___ Data provided

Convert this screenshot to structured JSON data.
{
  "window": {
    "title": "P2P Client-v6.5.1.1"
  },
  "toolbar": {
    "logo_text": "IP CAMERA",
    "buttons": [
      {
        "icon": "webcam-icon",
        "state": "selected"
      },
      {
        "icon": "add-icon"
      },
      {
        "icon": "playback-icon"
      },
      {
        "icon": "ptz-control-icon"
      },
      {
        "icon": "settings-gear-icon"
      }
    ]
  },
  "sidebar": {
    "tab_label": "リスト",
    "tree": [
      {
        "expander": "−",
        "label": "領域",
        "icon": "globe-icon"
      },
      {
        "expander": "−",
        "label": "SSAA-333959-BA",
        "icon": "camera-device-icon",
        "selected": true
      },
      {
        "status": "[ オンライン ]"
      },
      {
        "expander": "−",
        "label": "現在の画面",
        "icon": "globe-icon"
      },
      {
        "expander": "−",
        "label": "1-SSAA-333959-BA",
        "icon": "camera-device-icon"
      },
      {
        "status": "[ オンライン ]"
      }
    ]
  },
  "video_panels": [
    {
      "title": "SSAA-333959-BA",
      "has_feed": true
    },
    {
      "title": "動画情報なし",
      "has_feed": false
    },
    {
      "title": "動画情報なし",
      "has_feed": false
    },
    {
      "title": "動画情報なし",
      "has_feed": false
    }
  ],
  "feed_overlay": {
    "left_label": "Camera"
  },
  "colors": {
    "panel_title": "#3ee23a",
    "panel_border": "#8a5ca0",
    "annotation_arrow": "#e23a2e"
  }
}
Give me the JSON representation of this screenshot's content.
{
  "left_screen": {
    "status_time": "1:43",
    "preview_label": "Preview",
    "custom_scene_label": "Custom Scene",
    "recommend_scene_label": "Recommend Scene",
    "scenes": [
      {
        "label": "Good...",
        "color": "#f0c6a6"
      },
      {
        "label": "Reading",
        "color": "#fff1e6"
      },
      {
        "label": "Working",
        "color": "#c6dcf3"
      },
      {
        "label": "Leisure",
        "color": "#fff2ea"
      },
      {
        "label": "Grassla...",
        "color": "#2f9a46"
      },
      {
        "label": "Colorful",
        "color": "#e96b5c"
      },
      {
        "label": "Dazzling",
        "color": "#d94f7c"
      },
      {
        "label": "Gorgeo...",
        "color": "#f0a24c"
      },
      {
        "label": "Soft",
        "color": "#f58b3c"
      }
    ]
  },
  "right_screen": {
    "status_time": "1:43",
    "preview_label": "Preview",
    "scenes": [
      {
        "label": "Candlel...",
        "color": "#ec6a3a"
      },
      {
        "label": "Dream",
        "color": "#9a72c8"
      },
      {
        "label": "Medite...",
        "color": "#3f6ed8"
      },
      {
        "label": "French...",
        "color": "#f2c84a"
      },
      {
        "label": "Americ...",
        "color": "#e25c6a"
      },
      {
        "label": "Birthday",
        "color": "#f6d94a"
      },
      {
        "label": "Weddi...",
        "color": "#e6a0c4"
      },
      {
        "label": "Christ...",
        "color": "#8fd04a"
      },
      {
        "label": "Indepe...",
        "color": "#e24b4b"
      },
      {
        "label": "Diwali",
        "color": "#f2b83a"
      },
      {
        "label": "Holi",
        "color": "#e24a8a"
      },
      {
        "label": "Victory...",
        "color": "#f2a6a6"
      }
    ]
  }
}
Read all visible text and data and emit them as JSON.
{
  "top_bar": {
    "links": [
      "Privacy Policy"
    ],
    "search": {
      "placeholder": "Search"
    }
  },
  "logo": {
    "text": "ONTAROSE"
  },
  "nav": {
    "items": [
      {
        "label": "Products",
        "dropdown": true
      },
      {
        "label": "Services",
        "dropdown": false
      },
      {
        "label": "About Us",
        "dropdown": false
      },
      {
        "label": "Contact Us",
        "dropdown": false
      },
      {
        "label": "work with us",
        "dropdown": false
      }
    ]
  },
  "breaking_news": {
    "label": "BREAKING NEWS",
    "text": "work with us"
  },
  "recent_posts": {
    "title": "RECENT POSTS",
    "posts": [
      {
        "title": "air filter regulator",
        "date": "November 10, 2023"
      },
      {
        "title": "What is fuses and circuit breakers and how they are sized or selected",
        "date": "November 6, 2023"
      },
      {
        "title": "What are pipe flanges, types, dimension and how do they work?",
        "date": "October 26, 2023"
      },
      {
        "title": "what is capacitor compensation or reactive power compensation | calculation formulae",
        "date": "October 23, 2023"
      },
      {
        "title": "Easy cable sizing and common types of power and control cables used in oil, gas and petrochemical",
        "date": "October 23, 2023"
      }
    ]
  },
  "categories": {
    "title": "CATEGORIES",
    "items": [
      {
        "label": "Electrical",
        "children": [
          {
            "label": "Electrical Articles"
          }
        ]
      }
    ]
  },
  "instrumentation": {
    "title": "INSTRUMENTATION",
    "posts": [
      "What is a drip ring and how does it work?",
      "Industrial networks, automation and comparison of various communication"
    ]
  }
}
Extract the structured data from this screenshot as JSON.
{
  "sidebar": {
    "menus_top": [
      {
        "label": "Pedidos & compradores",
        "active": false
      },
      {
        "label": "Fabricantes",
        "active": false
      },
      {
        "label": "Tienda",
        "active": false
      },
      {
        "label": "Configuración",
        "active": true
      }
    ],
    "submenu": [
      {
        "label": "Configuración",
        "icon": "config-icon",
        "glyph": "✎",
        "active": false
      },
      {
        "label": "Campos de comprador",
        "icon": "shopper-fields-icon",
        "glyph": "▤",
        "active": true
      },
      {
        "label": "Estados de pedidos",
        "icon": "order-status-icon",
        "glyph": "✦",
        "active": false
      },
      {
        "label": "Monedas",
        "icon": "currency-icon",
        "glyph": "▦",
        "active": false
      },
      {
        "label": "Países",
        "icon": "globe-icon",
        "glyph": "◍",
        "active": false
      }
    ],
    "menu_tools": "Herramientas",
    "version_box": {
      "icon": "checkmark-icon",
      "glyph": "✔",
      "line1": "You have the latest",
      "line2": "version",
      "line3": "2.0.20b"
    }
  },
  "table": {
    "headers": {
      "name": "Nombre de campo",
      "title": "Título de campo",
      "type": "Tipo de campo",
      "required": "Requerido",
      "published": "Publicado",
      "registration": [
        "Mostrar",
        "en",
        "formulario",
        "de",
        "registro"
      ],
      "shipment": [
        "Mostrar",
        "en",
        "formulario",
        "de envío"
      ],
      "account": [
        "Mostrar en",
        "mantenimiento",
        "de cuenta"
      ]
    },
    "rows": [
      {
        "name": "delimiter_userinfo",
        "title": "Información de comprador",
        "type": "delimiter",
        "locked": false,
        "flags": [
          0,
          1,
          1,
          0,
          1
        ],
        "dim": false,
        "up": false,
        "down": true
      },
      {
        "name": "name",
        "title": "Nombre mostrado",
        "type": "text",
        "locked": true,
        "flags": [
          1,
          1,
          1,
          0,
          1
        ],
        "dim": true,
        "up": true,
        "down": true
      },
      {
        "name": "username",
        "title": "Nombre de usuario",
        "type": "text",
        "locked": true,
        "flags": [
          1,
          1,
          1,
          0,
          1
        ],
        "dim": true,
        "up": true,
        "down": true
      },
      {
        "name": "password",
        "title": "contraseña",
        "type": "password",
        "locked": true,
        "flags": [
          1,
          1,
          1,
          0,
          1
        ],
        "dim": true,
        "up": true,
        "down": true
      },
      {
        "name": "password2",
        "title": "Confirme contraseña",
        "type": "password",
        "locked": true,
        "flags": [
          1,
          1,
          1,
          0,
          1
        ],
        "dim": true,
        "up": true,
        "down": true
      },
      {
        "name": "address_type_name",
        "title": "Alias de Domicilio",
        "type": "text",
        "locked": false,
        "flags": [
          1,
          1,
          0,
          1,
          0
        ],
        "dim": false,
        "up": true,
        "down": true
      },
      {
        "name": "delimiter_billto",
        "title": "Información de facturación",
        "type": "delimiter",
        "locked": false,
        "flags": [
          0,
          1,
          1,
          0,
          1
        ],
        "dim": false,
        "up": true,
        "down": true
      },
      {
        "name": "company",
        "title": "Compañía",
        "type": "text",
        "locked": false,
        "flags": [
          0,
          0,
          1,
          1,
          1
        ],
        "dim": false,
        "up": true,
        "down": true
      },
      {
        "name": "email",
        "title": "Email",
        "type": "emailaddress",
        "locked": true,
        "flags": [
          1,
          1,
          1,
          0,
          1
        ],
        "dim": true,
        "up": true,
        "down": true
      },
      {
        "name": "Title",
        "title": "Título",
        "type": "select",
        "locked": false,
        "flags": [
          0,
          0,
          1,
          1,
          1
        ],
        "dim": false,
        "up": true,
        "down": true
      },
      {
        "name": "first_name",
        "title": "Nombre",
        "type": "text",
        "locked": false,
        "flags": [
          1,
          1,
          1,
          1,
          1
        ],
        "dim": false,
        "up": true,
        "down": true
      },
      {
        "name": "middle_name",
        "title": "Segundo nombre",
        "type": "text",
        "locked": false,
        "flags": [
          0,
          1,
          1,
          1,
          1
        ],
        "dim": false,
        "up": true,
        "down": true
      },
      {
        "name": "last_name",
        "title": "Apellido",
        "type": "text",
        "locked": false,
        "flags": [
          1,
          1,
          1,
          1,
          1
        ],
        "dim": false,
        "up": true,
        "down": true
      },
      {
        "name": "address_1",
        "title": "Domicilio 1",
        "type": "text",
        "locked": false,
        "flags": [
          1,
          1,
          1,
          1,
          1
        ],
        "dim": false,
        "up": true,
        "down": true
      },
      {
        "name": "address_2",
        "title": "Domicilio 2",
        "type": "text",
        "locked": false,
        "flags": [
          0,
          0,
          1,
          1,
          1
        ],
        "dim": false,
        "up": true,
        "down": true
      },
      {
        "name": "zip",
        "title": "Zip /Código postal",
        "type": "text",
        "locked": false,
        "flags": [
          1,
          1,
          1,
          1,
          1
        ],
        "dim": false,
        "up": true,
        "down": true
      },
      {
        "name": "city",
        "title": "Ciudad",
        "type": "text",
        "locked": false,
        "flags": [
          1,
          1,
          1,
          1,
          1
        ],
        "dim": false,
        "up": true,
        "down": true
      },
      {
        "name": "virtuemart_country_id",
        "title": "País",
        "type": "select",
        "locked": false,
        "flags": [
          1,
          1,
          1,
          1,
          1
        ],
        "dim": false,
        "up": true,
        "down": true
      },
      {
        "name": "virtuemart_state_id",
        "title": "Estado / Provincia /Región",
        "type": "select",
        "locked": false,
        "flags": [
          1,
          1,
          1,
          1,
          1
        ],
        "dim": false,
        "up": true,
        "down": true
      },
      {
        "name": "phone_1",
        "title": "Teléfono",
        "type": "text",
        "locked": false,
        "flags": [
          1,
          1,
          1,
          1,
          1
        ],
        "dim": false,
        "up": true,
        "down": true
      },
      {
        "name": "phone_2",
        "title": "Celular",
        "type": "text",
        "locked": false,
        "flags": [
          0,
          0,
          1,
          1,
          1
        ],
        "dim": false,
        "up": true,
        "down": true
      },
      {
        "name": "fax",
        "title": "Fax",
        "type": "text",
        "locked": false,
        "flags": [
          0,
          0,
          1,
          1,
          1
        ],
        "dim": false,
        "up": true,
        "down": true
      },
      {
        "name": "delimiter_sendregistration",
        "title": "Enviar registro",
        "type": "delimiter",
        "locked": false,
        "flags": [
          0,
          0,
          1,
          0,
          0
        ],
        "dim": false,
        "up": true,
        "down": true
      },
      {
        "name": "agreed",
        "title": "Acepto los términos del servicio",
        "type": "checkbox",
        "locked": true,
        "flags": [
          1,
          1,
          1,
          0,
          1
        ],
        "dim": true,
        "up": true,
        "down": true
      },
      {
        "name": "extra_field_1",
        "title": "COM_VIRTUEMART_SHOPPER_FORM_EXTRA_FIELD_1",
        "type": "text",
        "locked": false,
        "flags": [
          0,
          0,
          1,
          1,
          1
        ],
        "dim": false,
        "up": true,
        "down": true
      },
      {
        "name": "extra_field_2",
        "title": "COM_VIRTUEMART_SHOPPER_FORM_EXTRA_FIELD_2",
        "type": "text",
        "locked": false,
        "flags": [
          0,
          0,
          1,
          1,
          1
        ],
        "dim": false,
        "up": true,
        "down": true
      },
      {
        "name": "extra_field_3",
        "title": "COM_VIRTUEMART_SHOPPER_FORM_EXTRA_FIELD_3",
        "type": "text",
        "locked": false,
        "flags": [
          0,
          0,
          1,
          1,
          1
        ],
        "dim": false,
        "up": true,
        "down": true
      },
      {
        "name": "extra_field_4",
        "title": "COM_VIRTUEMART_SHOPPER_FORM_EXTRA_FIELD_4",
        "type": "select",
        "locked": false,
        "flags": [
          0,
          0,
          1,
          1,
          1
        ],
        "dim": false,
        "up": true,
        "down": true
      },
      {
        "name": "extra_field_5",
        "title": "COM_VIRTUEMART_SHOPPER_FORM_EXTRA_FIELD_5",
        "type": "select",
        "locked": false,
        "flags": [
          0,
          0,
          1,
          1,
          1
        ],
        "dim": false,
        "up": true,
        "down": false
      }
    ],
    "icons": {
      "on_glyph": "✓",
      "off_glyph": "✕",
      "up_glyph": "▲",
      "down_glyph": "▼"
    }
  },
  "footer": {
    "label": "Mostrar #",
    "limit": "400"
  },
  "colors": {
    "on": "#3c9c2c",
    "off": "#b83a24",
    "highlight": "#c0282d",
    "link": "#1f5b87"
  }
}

______

### Written exercise
Scan the records above for the string "contraseña", then select every line that holds it.

### Result
        "title": "contraseña",
        "title": "Confirme contraseña",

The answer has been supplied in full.